Every line below that holds the string "Ontario" should be copied out.

--- Begin RECORD LIST ---

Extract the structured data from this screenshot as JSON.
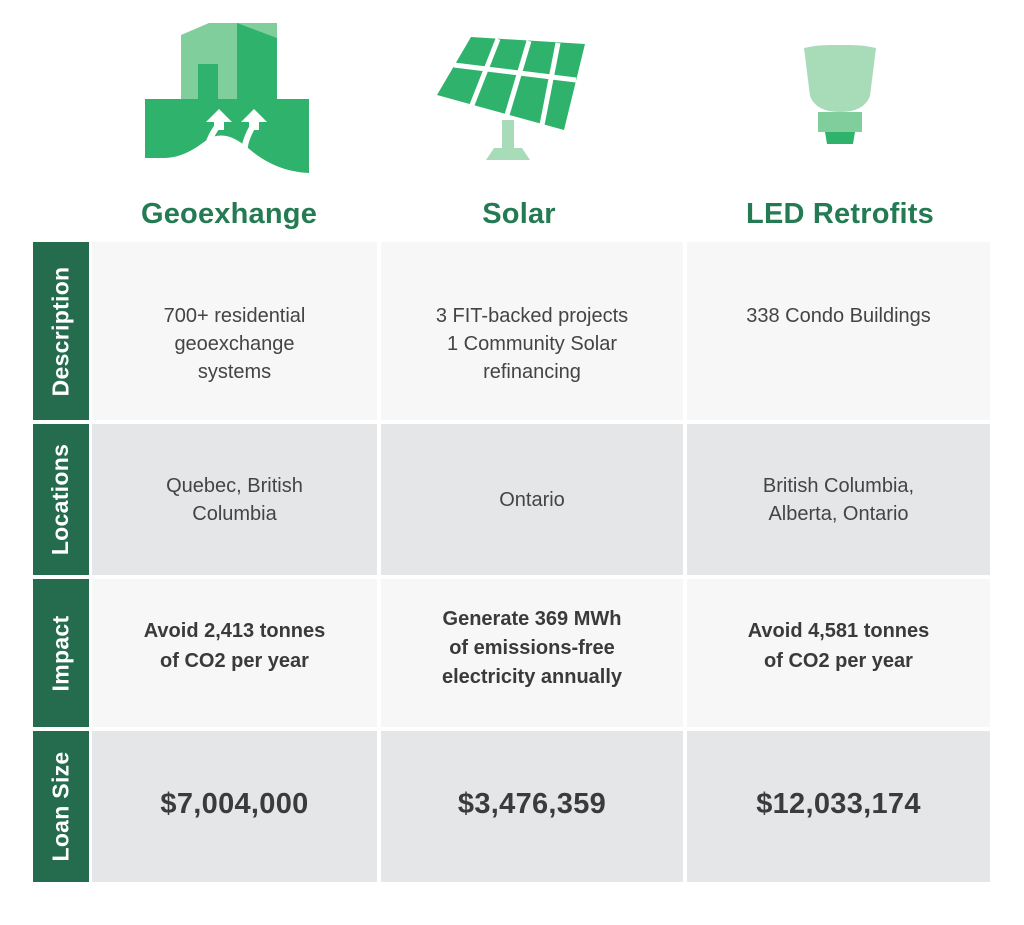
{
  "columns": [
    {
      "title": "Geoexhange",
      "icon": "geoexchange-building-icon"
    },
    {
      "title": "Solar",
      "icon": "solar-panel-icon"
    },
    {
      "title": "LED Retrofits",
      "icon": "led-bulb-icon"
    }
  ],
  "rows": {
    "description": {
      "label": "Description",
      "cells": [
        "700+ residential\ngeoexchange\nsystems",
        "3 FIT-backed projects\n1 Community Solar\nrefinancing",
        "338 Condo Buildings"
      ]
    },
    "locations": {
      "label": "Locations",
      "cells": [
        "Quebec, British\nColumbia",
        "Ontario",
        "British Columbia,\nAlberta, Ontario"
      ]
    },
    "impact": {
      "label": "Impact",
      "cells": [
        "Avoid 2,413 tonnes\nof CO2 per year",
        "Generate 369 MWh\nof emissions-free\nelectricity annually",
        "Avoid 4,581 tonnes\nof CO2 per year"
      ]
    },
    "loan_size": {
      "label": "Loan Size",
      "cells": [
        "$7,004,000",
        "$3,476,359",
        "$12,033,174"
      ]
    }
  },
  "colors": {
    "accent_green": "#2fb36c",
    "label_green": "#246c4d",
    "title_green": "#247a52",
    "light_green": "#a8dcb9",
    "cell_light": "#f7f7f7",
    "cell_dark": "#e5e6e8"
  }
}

--- End RECORD LIST ---

SOLUTION FOR THIS EXERCISE:
        "Ontario",
        "British Columbia,\nAlberta, Ontario"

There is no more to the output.